Aim: Transcribe all the entries word for word, omitting any pictures they contain.

Records to use:
>>>>>
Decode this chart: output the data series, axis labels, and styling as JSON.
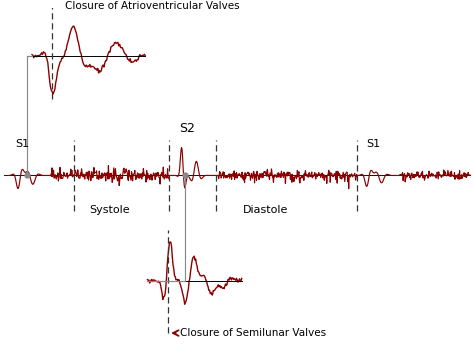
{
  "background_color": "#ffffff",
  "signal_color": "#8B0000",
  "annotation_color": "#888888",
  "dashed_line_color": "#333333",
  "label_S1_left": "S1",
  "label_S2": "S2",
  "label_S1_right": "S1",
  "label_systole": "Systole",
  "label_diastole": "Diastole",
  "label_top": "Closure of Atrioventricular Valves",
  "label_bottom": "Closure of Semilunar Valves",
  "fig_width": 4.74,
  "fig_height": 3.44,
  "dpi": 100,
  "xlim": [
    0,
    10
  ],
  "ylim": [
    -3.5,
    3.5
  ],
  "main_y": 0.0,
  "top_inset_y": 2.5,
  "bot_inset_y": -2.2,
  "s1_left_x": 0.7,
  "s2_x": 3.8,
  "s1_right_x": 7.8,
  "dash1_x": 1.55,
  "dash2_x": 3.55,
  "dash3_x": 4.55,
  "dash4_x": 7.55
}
<<<<<
Task solution:
Decode this chart: output the data series, axis labels, and styling as JSON.
{
  "background_color": "#ffffff",
  "signal_color": "#8B0000",
  "annotation_color": "#888888",
  "dashed_line_color": "#333333",
  "label_S1_left": "S1",
  "label_S2": "S2",
  "label_S1_right": "S1",
  "label_systole": "Systole",
  "label_diastole": "Diastole",
  "label_top": "Closure of Atrioventricular Valves",
  "label_bottom": "Closure of Semilunar Valves",
  "fig_width": 4.74,
  "fig_height": 3.44,
  "dpi": 100,
  "xlim": [
    0,
    10
  ],
  "ylim": [
    -3.5,
    3.5
  ],
  "main_y": 0.0,
  "top_inset_y": 2.5,
  "bot_inset_y": -2.2,
  "s1_left_x": 0.7,
  "s2_x": 3.8,
  "s1_right_x": 7.8,
  "dash1_x": 1.55,
  "dash2_x": 3.55,
  "dash3_x": 4.55,
  "dash4_x": 7.55
}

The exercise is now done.